_DATA FOR PROCESSING_:

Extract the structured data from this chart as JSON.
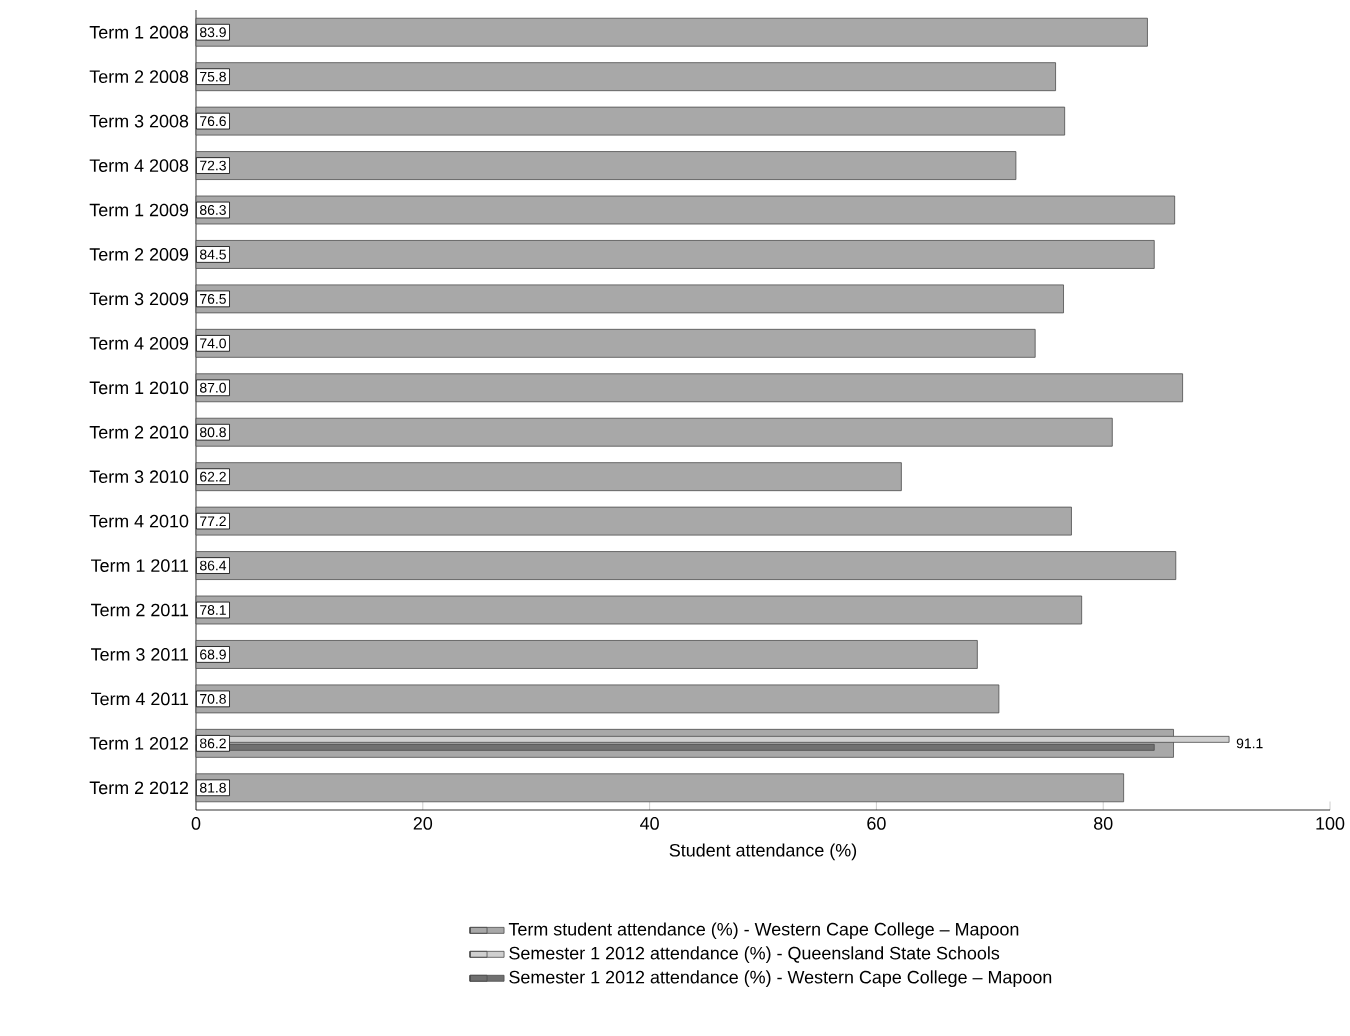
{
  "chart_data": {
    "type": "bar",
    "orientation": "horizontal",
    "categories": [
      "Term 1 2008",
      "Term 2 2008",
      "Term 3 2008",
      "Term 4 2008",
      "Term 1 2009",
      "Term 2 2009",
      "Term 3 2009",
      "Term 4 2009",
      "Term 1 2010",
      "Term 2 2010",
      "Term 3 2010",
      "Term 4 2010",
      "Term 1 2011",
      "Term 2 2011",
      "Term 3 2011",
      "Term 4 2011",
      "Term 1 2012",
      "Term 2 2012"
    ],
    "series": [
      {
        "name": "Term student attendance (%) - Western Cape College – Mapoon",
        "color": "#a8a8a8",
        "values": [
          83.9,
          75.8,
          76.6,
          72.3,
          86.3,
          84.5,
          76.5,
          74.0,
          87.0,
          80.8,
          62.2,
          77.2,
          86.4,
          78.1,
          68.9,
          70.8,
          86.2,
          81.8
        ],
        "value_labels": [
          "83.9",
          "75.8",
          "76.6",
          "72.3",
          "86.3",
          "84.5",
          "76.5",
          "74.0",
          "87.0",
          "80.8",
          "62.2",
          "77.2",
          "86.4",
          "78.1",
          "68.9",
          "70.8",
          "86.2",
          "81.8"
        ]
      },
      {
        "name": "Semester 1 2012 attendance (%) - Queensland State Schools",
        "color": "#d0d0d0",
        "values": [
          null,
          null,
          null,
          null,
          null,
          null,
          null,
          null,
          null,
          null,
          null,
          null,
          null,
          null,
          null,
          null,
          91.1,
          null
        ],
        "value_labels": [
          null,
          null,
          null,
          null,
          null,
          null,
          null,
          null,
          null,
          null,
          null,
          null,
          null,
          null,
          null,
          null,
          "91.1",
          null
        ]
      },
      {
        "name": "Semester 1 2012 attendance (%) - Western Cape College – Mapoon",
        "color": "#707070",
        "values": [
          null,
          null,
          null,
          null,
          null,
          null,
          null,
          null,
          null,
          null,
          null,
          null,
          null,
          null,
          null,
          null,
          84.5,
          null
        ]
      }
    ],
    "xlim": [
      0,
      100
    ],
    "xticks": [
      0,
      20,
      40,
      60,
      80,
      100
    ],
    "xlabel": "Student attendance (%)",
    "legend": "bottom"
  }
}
==
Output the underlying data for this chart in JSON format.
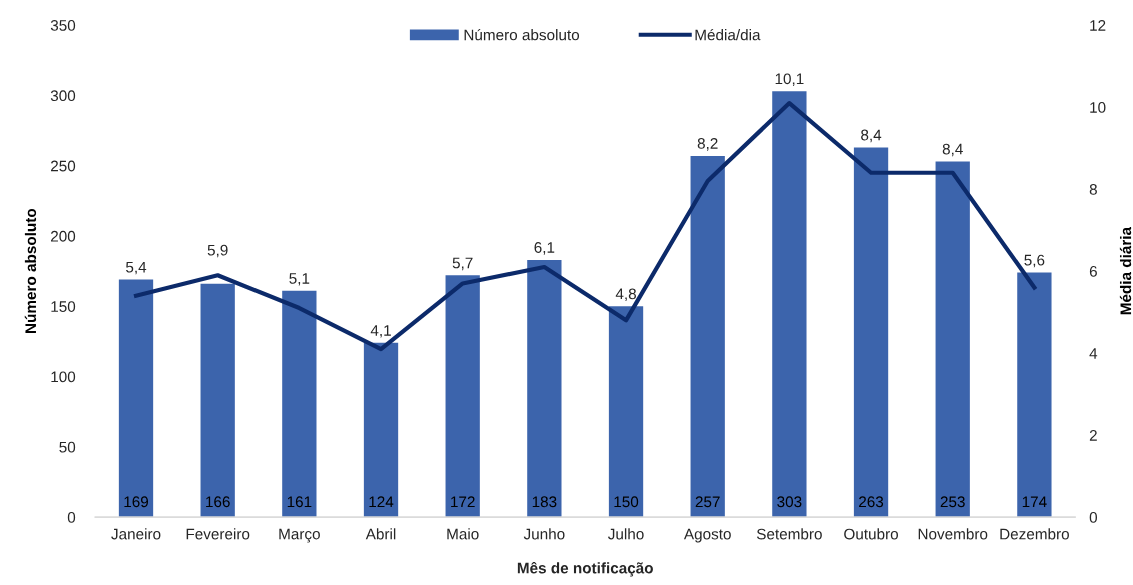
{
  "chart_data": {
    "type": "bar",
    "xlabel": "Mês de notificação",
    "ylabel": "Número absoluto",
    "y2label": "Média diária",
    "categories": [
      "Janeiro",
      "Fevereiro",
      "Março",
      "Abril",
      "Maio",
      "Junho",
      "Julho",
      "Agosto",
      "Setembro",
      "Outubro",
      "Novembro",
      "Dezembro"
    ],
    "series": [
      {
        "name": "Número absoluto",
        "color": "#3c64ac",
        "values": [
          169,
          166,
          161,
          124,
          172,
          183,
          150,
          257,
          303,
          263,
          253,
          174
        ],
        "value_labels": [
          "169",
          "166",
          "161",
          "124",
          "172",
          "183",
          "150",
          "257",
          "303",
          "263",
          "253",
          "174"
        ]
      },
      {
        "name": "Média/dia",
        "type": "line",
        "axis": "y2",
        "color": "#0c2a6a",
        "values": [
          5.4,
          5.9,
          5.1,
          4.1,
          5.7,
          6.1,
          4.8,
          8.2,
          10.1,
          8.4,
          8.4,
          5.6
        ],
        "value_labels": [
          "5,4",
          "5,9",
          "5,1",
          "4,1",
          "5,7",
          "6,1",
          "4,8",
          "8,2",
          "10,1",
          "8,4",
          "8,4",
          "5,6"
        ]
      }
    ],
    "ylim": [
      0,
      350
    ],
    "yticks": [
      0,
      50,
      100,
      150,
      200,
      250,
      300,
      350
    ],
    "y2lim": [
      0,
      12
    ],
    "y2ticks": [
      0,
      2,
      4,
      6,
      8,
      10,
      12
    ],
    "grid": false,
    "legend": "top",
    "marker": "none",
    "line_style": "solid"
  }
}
* * *
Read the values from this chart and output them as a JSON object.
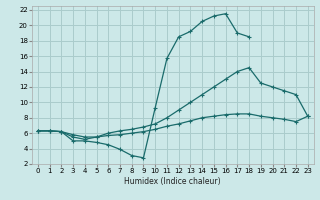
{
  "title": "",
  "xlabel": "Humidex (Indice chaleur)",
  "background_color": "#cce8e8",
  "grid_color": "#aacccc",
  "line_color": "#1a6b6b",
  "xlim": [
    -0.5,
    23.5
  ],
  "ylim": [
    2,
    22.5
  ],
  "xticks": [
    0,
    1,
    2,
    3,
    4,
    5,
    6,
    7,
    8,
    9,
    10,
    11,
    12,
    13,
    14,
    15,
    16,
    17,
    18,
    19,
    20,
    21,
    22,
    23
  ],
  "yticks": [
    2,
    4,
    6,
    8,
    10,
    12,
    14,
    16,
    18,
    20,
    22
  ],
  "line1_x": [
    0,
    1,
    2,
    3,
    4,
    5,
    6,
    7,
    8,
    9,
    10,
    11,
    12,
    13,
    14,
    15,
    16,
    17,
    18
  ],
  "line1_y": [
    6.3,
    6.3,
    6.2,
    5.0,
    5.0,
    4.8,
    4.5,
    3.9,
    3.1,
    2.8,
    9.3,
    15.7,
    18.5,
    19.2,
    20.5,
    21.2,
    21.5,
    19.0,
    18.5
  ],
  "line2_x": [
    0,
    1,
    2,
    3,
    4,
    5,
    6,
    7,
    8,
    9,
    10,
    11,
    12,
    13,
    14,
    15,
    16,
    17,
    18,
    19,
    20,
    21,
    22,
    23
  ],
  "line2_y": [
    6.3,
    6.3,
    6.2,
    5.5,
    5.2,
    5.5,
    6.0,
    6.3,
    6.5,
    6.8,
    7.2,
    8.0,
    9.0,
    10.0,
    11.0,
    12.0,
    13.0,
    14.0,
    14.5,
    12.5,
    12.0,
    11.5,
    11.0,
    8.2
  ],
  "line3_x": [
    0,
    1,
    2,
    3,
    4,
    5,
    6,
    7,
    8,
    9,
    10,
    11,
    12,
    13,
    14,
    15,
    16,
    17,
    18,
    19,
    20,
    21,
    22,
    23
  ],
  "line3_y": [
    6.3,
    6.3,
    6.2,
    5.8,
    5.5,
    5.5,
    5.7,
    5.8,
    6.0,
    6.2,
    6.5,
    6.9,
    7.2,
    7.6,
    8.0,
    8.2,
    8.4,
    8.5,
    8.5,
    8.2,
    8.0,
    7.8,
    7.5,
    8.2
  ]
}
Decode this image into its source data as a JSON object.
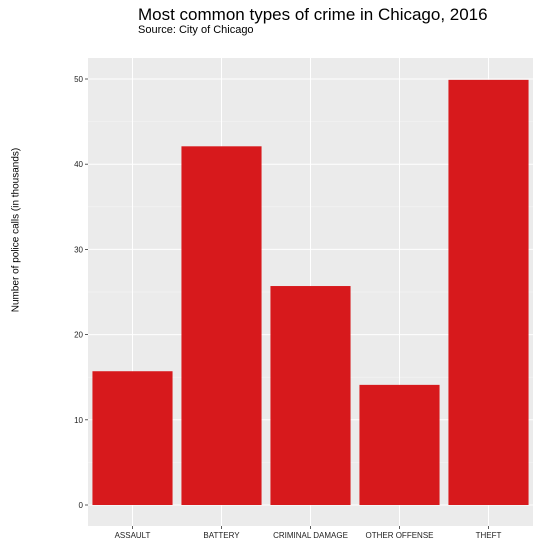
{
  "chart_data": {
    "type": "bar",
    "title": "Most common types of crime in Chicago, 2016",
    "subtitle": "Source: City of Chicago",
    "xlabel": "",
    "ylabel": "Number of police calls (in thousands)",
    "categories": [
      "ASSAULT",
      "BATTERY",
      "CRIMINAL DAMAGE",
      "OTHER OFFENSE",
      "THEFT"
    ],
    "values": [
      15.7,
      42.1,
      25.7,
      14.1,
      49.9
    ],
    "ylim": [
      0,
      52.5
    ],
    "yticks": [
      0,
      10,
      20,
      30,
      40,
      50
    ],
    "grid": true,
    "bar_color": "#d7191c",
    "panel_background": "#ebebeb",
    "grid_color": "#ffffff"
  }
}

_WHAT IS NEEDED_: Copy out all lines where the word "College" appears.

_SOLUTION TO THIS PROBLEM_:
        "name": "Term student attendance (%) - Western Cape College – Mapoon",
        "name": "Semester 1 2012 attendance (%) - Western Cape College – Mapoon",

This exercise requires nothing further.